## Exercise brief
Do not carry the pictures over; copy every other part of the entries exactly.
--- BEGIN The input ---
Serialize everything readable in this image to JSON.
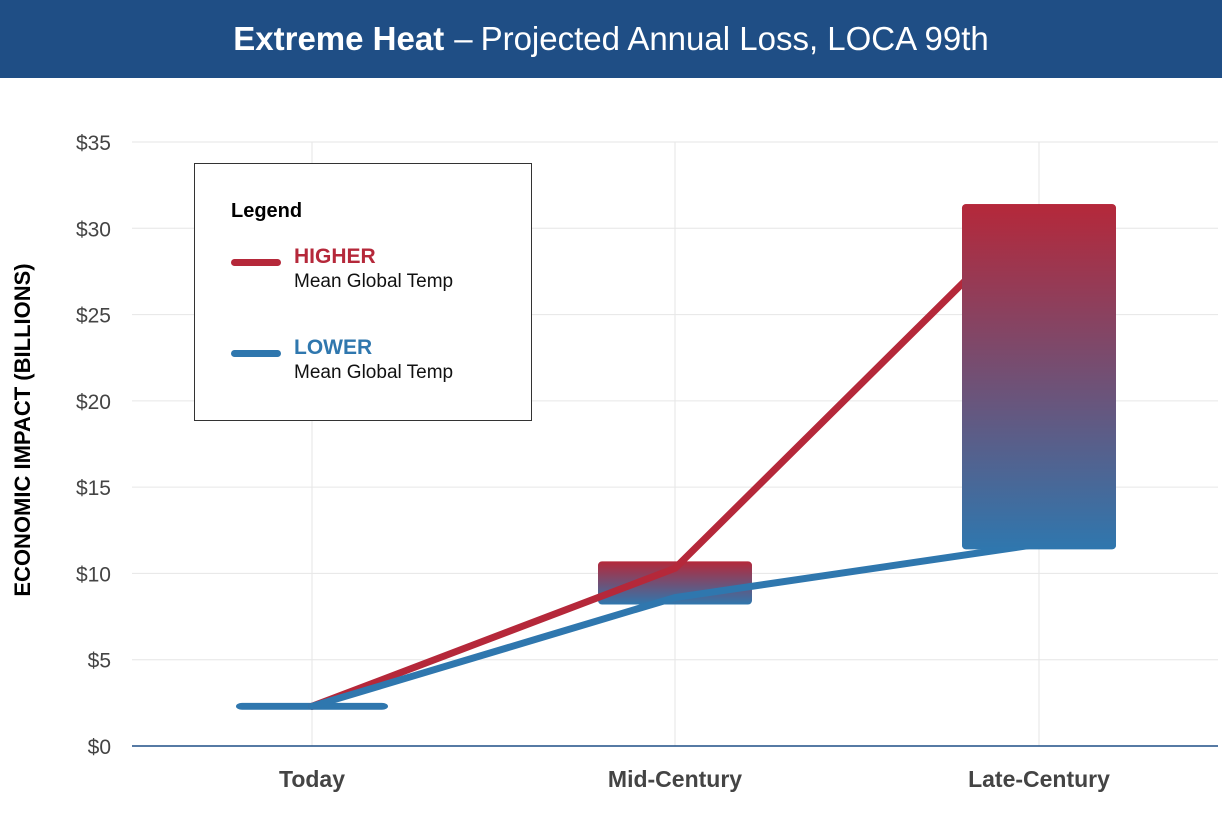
{
  "title": {
    "bold": "Extreme Heat",
    "dash": "–",
    "rest": "Projected Annual Loss, LOCA 99th"
  },
  "colors": {
    "header_bg": "#1f4e85",
    "higher": "#b5283a",
    "lower": "#2f77ae",
    "grid": "#e6e6e6",
    "axis": "#1f4e85"
  },
  "legend": {
    "title": "Legend",
    "items": [
      {
        "key": "higher",
        "name": "HIGHER",
        "sub": "Mean Global Temp"
      },
      {
        "key": "lower",
        "name": "LOWER",
        "sub": "Mean Global Temp"
      }
    ]
  },
  "chart_data": {
    "type": "line",
    "title": "Extreme Heat – Projected Annual Loss, LOCA 99th",
    "ylabel": "ECONOMIC IMPACT (BILLIONS)",
    "xlabel": "",
    "categories": [
      "Today",
      "Mid-Century",
      "Late-Century"
    ],
    "ylim": [
      0,
      35
    ],
    "yticks": [
      0,
      5,
      10,
      15,
      20,
      25,
      30,
      35
    ],
    "ytick_labels": [
      "$0",
      "$5",
      "$10",
      "$15",
      "$20",
      "$25",
      "$30",
      "$35"
    ],
    "grid": true,
    "legend_position": "top-left",
    "series": [
      {
        "name": "HIGHER",
        "values": [
          2.3,
          10.3,
          31.2
        ]
      },
      {
        "name": "LOWER",
        "values": [
          2.3,
          8.6,
          11.7
        ]
      }
    ],
    "ranges": [
      {
        "category": "Today",
        "low": 2.1,
        "high": 2.5
      },
      {
        "category": "Mid-Century",
        "low": 8.2,
        "high": 10.7
      },
      {
        "category": "Late-Century",
        "low": 11.4,
        "high": 31.4
      }
    ]
  }
}
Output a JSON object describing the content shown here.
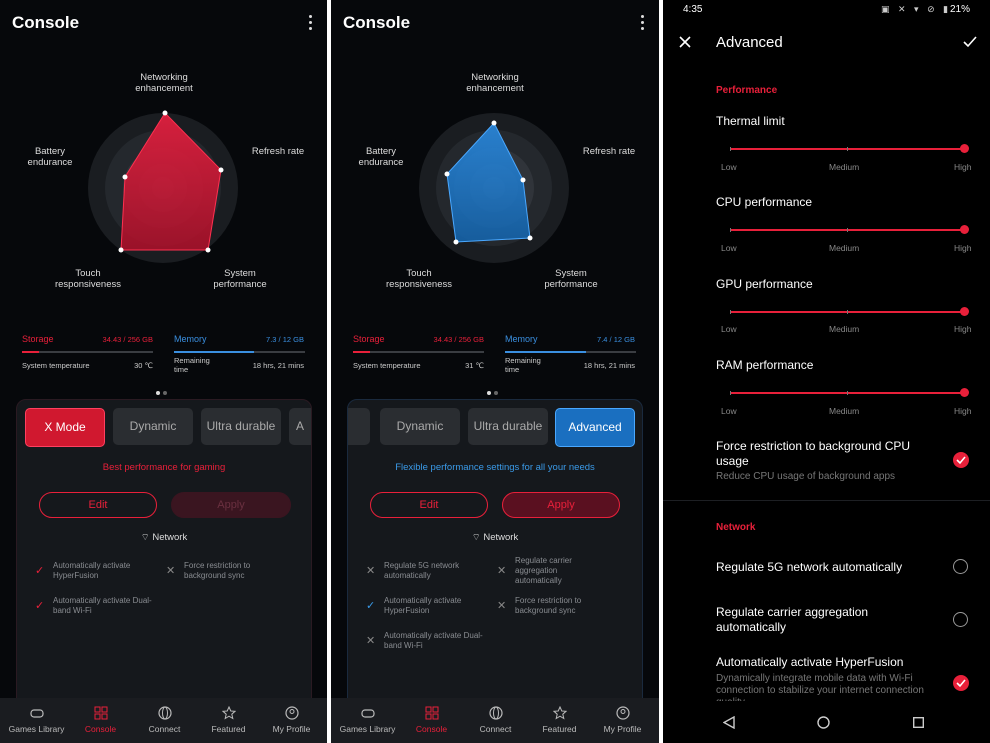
{
  "panel1": {
    "title": "Console",
    "radar": {
      "labels": {
        "top": "Networking\nenhancement",
        "right": "Refresh rate",
        "left": "Battery\nendurance",
        "bottom_left": "Touch\nresponsiveness",
        "bottom_right": "System\nperformance"
      },
      "color": "#d81b3a"
    },
    "storage": {
      "label": "Storage",
      "value": "34.43 / 256 GB",
      "fraction": 0.13
    },
    "memory": {
      "label": "Memory",
      "value": "7.3 / 12 GB",
      "fraction": 0.61
    },
    "temp": {
      "label": "System temperature",
      "value": "30 ℃"
    },
    "remaining": {
      "label": "Remaining\ntime",
      "value": "18 hrs, 21 mins"
    },
    "modes": [
      "X Mode",
      "Dynamic",
      "Ultra durable",
      "A"
    ],
    "tagline": "Best performance for gaming",
    "edit": "Edit",
    "apply": "Apply",
    "network": "Network",
    "features": [
      {
        "text": "Automatically activate HyperFusion",
        "on": true
      },
      {
        "text": "Force restriction to background sync",
        "on": false
      },
      {
        "text": "Automatically activate Dual-band Wi-Fi",
        "on": true
      }
    ]
  },
  "panel2": {
    "title": "Console",
    "radar": {
      "labels": {
        "top": "Networking\nenhancement",
        "right": "Refresh rate",
        "left": "Battery\nendurance",
        "bottom_left": "Touch\nresponsiveness",
        "bottom_right": "System\nperformance"
      },
      "color": "#1e78c8"
    },
    "storage": {
      "label": "Storage",
      "value": "34.43 / 256 GB",
      "fraction": 0.13
    },
    "memory": {
      "label": "Memory",
      "value": "7.4 / 12 GB",
      "fraction": 0.62
    },
    "temp": {
      "label": "System temperature",
      "value": "31 ℃"
    },
    "remaining": {
      "label": "Remaining\ntime",
      "value": "18 hrs, 21 mins"
    },
    "modes": [
      "Dynamic",
      "Ultra durable",
      "Advanced"
    ],
    "tagline": "Flexible performance settings for all your needs",
    "edit": "Edit",
    "apply": "Apply",
    "network": "Network",
    "features": [
      {
        "text": "Regulate 5G network automatically",
        "on": false
      },
      {
        "text": "Regulate carrier aggregation automatically",
        "on": false
      },
      {
        "text": "Automatically activate HyperFusion",
        "on": true
      },
      {
        "text": "Force restriction to background sync",
        "on": false
      },
      {
        "text": "Automatically activate Dual-band Wi-Fi",
        "on": false
      }
    ]
  },
  "nav": [
    "Games Library",
    "Console",
    "Connect",
    "Featured",
    "My Profile"
  ],
  "panel3": {
    "status_time": "4:35",
    "battery": "21%",
    "title": "Advanced",
    "performance_header": "Performance",
    "sliders": [
      {
        "label": "Thermal limit",
        "level": "High"
      },
      {
        "label": "CPU performance",
        "level": "High"
      },
      {
        "label": "GPU performance",
        "level": "High"
      },
      {
        "label": "RAM performance",
        "level": "High"
      }
    ],
    "slider_levels": [
      "Low",
      "Medium",
      "High"
    ],
    "force_cpu": {
      "label": "Force restriction to background CPU usage",
      "sub": "Reduce CPU usage of background apps",
      "checked": true
    },
    "network_header": "Network",
    "net_opts": [
      {
        "label": "Regulate 5G network automatically",
        "checked": false
      },
      {
        "label": "Regulate carrier aggregation automatically",
        "checked": false
      },
      {
        "label": "Automatically activate HyperFusion",
        "sub": "Dynamically integrate mobile data with Wi-Fi connection to stabilize your internet connection quality",
        "checked": true
      }
    ]
  }
}
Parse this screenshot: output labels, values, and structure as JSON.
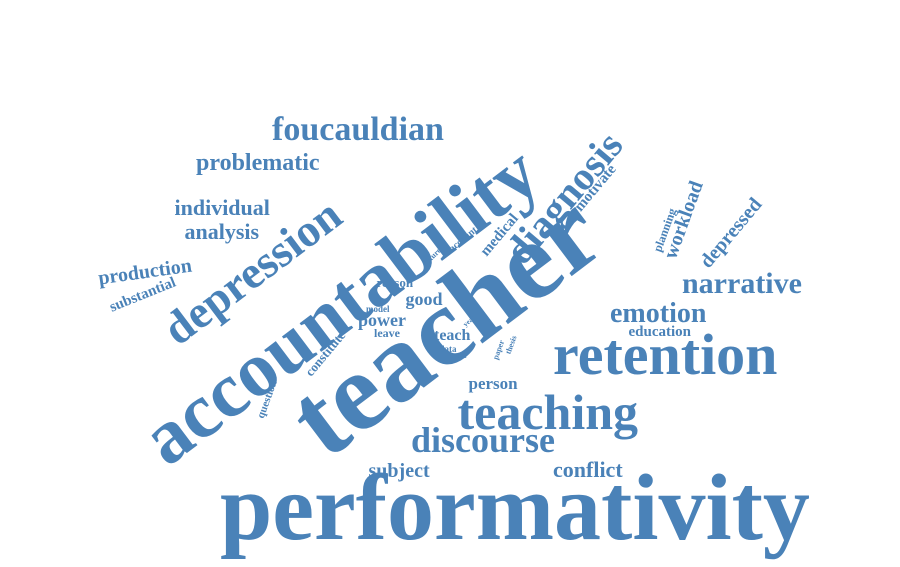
{
  "colors": {
    "word": "#4a82b8",
    "background": "#ffffff"
  },
  "words": [
    "performativity",
    "accountability",
    "teacher",
    "retention",
    "teaching",
    "discourse",
    "depression",
    "diagnosis",
    "foucauldian",
    "problematic",
    "individual",
    "analysis",
    "production",
    "substantial",
    "narrative",
    "emotion",
    "conflict",
    "subject",
    "workload",
    "depressed",
    "planning",
    "education",
    "medical",
    "motivate",
    "person",
    "good",
    "power",
    "teach",
    "reason",
    "model",
    "leave",
    "constitute",
    "question",
    "future",
    "account",
    "data",
    "most",
    "paper",
    "thesis",
    "year"
  ]
}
--- END The input ---
## Solved exercise
Serialize everything readable in this image to JSON.
{
  "title": {
    "bold": "Extreme Heat",
    "dash": "–",
    "rest": "Projected Annual Loss, LOCA 99th"
  },
  "colors": {
    "header_bg": "#1f4e85",
    "higher": "#b5283a",
    "lower": "#2f77ae",
    "grid": "#e6e6e6",
    "axis": "#1f4e85"
  },
  "legend": {
    "title": "Legend",
    "items": [
      {
        "key": "higher",
        "name": "HIGHER",
        "sub": "Mean Global Temp"
      },
      {
        "key": "lower",
        "name": "LOWER",
        "sub": "Mean Global Temp"
      }
    ]
  },
  "chart_data": {
    "type": "line",
    "title": "Extreme Heat – Projected Annual Loss, LOCA 99th",
    "ylabel": "ECONOMIC IMPACT (BILLIONS)",
    "xlabel": "",
    "categories": [
      "Today",
      "Mid-Century",
      "Late-Century"
    ],
    "ylim": [
      0,
      35
    ],
    "yticks": [
      0,
      5,
      10,
      15,
      20,
      25,
      30,
      35
    ],
    "ytick_labels": [
      "$0",
      "$5",
      "$10",
      "$15",
      "$20",
      "$25",
      "$30",
      "$35"
    ],
    "grid": true,
    "legend_position": "top-left",
    "series": [
      {
        "name": "HIGHER",
        "values": [
          2.3,
          10.3,
          31.2
        ]
      },
      {
        "name": "LOWER",
        "values": [
          2.3,
          8.6,
          11.7
        ]
      }
    ],
    "ranges": [
      {
        "category": "Today",
        "low": 2.1,
        "high": 2.5
      },
      {
        "category": "Mid-Century",
        "low": 8.2,
        "high": 10.7
      },
      {
        "category": "Late-Century",
        "low": 11.4,
        "high": 31.4
      }
    ]
  }
}
Output a JSON object describing the content shown here.
{
  "panel1": {
    "title": "Console",
    "radar": {
      "labels": {
        "top": "Networking\nenhancement",
        "right": "Refresh rate",
        "left": "Battery\nendurance",
        "bottom_left": "Touch\nresponsiveness",
        "bottom_right": "System\nperformance"
      },
      "color": "#d81b3a"
    },
    "storage": {
      "label": "Storage",
      "value": "34.43 / 256 GB",
      "fraction": 0.13
    },
    "memory": {
      "label": "Memory",
      "value": "7.3 / 12 GB",
      "fraction": 0.61
    },
    "temp": {
      "label": "System temperature",
      "value": "30 ℃"
    },
    "remaining": {
      "label": "Remaining\ntime",
      "value": "18 hrs, 21 mins"
    },
    "modes": [
      "X Mode",
      "Dynamic",
      "Ultra durable",
      "A"
    ],
    "tagline": "Best performance for gaming",
    "edit": "Edit",
    "apply": "Apply",
    "network": "Network",
    "features": [
      {
        "text": "Automatically activate HyperFusion",
        "on": true
      },
      {
        "text": "Force restriction to background sync",
        "on": false
      },
      {
        "text": "Automatically activate Dual-band Wi-Fi",
        "on": true
      }
    ]
  },
  "panel2": {
    "title": "Console",
    "radar": {
      "labels": {
        "top": "Networking\nenhancement",
        "right": "Refresh rate",
        "left": "Battery\nendurance",
        "bottom_left": "Touch\nresponsiveness",
        "bottom_right": "System\nperformance"
      },
      "color": "#1e78c8"
    },
    "storage": {
      "label": "Storage",
      "value": "34.43 / 256 GB",
      "fraction": 0.13
    },
    "memory": {
      "label": "Memory",
      "value": "7.4 / 12 GB",
      "fraction": 0.62
    },
    "temp": {
      "label": "System temperature",
      "value": "31 ℃"
    },
    "remaining": {
      "label": "Remaining\ntime",
      "value": "18 hrs, 21 mins"
    },
    "modes": [
      "Dynamic",
      "Ultra durable",
      "Advanced"
    ],
    "tagline": "Flexible performance settings for all your needs",
    "edit": "Edit",
    "apply": "Apply",
    "network": "Network",
    "features": [
      {
        "text": "Regulate 5G network automatically",
        "on": false
      },
      {
        "text": "Regulate carrier aggregation automatically",
        "on": false
      },
      {
        "text": "Automatically activate HyperFusion",
        "on": true
      },
      {
        "text": "Force restriction to background sync",
        "on": false
      },
      {
        "text": "Automatically activate Dual-band Wi-Fi",
        "on": false
      }
    ]
  },
  "nav": [
    "Games Library",
    "Console",
    "Connect",
    "Featured",
    "My Profile"
  ],
  "panel3": {
    "status_time": "4:35",
    "battery": "21%",
    "title": "Advanced",
    "performance_header": "Performance",
    "sliders": [
      {
        "label": "Thermal limit",
        "level": "High"
      },
      {
        "label": "CPU performance",
        "level": "High"
      },
      {
        "label": "GPU performance",
        "level": "High"
      },
      {
        "label": "RAM performance",
        "level": "High"
      }
    ],
    "slider_levels": [
      "Low",
      "Medium",
      "High"
    ],
    "force_cpu": {
      "label": "Force restriction to background CPU usage",
      "sub": "Reduce CPU usage of background apps",
      "checked": true
    },
    "network_header": "Network",
    "net_opts": [
      {
        "label": "Regulate 5G network automatically",
        "checked": false
      },
      {
        "label": "Regulate carrier aggregation automatically",
        "checked": false
      },
      {
        "label": "Automatically activate HyperFusion",
        "sub": "Dynamically integrate mobile data with Wi-Fi connection to stabilize your internet connection quality",
        "checked": true
      }
    ]
  }
}
Parse this screenshot: output labels, values, and structure as JSON.
{
  "colors": {
    "word": "#4a82b8",
    "background": "#ffffff"
  },
  "words": [
    "performativity",
    "accountability",
    "teacher",
    "retention",
    "teaching",
    "discourse",
    "depression",
    "diagnosis",
    "foucauldian",
    "problematic",
    "individual",
    "analysis",
    "production",
    "substantial",
    "narrative",
    "emotion",
    "conflict",
    "subject",
    "workload",
    "depressed",
    "planning",
    "education",
    "medical",
    "motivate",
    "person",
    "good",
    "power",
    "teach",
    "reason",
    "model",
    "leave",
    "constitute",
    "question",
    "future",
    "account",
    "data",
    "most",
    "paper",
    "thesis",
    "year"
  ]
}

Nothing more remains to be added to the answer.